* WHAT TO WORK ON: Extract the full listing below without altering a single character.

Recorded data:
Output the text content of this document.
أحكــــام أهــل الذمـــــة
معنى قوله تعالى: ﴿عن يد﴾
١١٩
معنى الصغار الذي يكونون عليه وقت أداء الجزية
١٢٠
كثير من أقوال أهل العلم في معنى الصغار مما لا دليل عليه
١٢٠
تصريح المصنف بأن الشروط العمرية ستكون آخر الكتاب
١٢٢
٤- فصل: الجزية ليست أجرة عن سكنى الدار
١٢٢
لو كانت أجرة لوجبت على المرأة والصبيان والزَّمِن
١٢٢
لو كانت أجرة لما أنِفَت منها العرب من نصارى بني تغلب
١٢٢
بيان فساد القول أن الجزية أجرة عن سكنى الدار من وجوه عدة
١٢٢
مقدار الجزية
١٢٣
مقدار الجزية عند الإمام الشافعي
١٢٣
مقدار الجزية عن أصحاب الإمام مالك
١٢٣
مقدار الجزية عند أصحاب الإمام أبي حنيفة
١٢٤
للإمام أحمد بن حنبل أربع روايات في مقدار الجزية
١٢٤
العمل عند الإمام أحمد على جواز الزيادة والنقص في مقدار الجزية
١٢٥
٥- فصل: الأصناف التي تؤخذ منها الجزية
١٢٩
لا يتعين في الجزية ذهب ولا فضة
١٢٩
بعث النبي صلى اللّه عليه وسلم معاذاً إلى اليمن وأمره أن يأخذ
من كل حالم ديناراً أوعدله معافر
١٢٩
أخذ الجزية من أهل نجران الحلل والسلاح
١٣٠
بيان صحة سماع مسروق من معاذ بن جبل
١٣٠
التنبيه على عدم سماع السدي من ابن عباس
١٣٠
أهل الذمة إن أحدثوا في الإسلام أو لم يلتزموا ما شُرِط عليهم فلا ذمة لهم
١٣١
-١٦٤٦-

* OUTPUT OF THE TASK:
Output the text content of this document.
أحكــــام أهــل الذمـــــة
معنى قوله تعالى: ﴿عن يد﴾
١١٩
معنى الصغار الذي يكونون عليه وقت أداء الجزية
١٢٠
كثير من أقوال أهل العلم في معنى الصغار مما لا دليل عليه
١٢٠
تصريح المصنف بأن الشروط العمرية ستكون آخر الكتاب
١٢٢
٤- فصل: الجزية ليست أجرة عن سكنى الدار
١٢٢
لو كانت أجرة لوجبت على المرأة والصبيان والزَّمِن
١٢٢
لو كانت أجرة لما أنِفَت منها العرب من نصارى بني تغلب
١٢٢
بيان فساد القول أن الجزية أجرة عن سكنى الدار من وجوه عدة
١٢٢
مقدار الجزية
١٢٣
مقدار الجزية عند الإمام الشافعي
١٢٣
مقدار الجزية عن أصحاب الإمام مالك
١٢٣
مقدار الجزية عند أصحاب الإمام أبي حنيفة
١٢٤
للإمام أحمد بن حنبل أربع روايات في مقدار الجزية
١٢٤
العمل عند الإمام أحمد على جواز الزيادة والنقص في مقدار الجزية
١٢٥
٥- فصل: الأصناف التي تؤخذ منها الجزية
١٢٩
لا يتعين في الجزية ذهب ولا فضة
١٢٩
بعث النبي صلى اللّه عليه وسلم معاذاً إلى اليمن وأمره أن يأخذ
من كل حالم ديناراً أوعدله معافر
١٢٩
أخذ الجزية من أهل نجران الحلل والسلاح
١٣٠
بيان صحة سماع مسروق من معاذ بن جبل
١٣٠
التنبيه على عدم سماع السدي من ابن عباس
١٣٠
أهل الذمة إن أحدثوا في الإسلام أو لم يلتزموا ما شُرِط عليهم فلا ذمة لهم
١٣١
-١٦٤٦-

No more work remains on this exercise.